Task statement: Your task is to retype each line of the data below exactly.

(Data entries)

--------------------------------

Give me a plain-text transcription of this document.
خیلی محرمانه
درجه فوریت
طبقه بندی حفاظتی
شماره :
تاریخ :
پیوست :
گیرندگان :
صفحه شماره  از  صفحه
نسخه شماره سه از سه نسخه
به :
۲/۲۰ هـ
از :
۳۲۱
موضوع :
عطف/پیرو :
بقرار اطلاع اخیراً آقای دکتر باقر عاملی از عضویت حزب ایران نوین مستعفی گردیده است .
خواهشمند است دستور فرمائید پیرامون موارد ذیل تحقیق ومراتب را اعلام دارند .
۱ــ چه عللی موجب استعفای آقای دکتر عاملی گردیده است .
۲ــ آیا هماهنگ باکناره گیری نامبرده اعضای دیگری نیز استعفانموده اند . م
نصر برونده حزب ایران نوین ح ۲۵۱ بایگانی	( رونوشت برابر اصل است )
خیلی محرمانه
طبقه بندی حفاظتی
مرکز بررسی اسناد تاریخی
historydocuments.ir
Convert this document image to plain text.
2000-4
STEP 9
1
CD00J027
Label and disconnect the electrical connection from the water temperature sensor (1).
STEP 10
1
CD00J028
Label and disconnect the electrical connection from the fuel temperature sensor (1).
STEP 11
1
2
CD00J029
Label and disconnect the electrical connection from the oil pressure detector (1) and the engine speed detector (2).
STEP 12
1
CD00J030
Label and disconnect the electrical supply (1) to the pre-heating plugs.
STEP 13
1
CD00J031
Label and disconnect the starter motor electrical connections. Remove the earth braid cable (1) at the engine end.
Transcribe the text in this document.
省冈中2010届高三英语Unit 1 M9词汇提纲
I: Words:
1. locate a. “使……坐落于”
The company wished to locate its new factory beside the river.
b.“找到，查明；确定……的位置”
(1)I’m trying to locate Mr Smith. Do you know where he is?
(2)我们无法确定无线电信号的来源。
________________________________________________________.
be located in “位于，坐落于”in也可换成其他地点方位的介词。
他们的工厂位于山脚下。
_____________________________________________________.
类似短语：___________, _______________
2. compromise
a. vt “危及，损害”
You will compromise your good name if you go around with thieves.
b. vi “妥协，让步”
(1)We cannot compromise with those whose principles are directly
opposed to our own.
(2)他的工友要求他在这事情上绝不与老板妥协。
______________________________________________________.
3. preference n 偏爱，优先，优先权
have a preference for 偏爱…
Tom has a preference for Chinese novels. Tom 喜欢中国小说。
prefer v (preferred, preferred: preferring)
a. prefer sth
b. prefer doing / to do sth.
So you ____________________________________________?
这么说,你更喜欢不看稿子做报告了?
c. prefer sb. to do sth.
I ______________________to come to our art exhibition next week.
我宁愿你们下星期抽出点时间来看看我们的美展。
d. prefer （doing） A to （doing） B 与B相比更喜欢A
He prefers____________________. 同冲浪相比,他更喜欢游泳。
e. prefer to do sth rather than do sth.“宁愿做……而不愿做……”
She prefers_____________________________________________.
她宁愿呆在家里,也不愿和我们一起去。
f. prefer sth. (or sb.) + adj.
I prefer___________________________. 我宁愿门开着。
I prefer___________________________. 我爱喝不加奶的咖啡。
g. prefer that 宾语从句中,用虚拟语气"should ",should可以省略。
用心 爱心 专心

--------------------------------

Expected answer:
Give me a plain-text transcription of this document.
خیلی محرمانه
درجه فوریت
طبقه بندی حفاظتی
شماره :
تاریخ :
پیوست :
گیرندگان :
صفحه شماره  از  صفحه
نسخه شماره سه از سه نسخه
به :
۲/۲۰ هـ
از :
۳۲۱
موضوع :
عطف/پیرو :
بقرار اطلاع اخیراً آقای دکتر باقر عاملی از عضویت حزب ایران نوین مستعفی گردیده است .
خواهشمند است دستور فرمائید پیرامون موارد ذیل تحقیق ومراتب را اعلام دارند .
۱ــ چه عللی موجب استعفای آقای دکتر عاملی گردیده است .
۲ــ آیا هماهنگ باکناره گیری نامبرده اعضای دیگری نیز استعفانموده اند . م
نصر برونده حزب ایران نوین ح ۲۵۱ بایگانی	( رونوشت برابر اصل است )
خیلی محرمانه
طبقه بندی حفاظتی
مرکز بررسی اسناد تاریخی
historydocuments.ir
Convert this document image to plain text.
2000-4
STEP 9
1
CD00J027
Label and disconnect the electrical connection from the water temperature sensor (1).
STEP 10
1
CD00J028
Label and disconnect the electrical connection from the fuel temperature sensor (1).
STEP 11
1
2
CD00J029
Label and disconnect the electrical connection from the oil pressure detector (1) and the engine speed detector (2).
STEP 12
1
CD00J030
Label and disconnect the electrical supply (1) to the pre-heating plugs.
STEP 13
1
CD00J031
Label and disconnect the starter motor electrical connections. Remove the earth braid cable (1) at the engine end.
Transcribe the text in this document.
省冈中2010届高三英语Unit 1 M9词汇提纲
I: Words:
1. locate a. “使……坐落于”
The company wished to locate its new factory beside the river.
b.“找到，查明；确定……的位置”
(1)I’m trying to locate Mr Smith. Do you know where he is?
(2)我们无法确定无线电信号的来源。
________________________________________________________.
be located in “位于，坐落于”in也可换成其他地点方位的介词。
他们的工厂位于山脚下。
_____________________________________________________.
类似短语：___________, _______________
2. compromise
a. vt “危及，损害”
You will compromise your good name if you go around with thieves.
b. vi “妥协，让步”
(1)We cannot compromise with those whose principles are directly
opposed to our own.
(2)他的工友要求他在这事情上绝不与老板妥协。
______________________________________________________.
3. preference n 偏爱，优先，优先权
have a preference for 偏爱…
Tom has a preference for Chinese novels. Tom 喜欢中国小说。
prefer v (preferred, preferred: preferring)
a. prefer sth
b. prefer doing / to do sth.
So you ____________________________________________?
这么说,你更喜欢不看稿子做报告了?
c. prefer sb. to do sth.
I ______________________to come to our art exhibition next week.
我宁愿你们下星期抽出点时间来看看我们的美展。
d. prefer （doing） A to （doing） B 与B相比更喜欢A
He prefers____________________. 同冲浪相比,他更喜欢游泳。
e. prefer to do sth rather than do sth.“宁愿做……而不愿做……”
She prefers_____________________________________________.
她宁愿呆在家里,也不愿和我们一起去。
f. prefer sth. (or sb.) + adj.
I prefer___________________________. 我宁愿门开着。
I prefer___________________________. 我爱喝不加奶的咖啡。
g. prefer that 宾语从句中,用虚拟语气"should ",should可以省略。
用心 爱心 专心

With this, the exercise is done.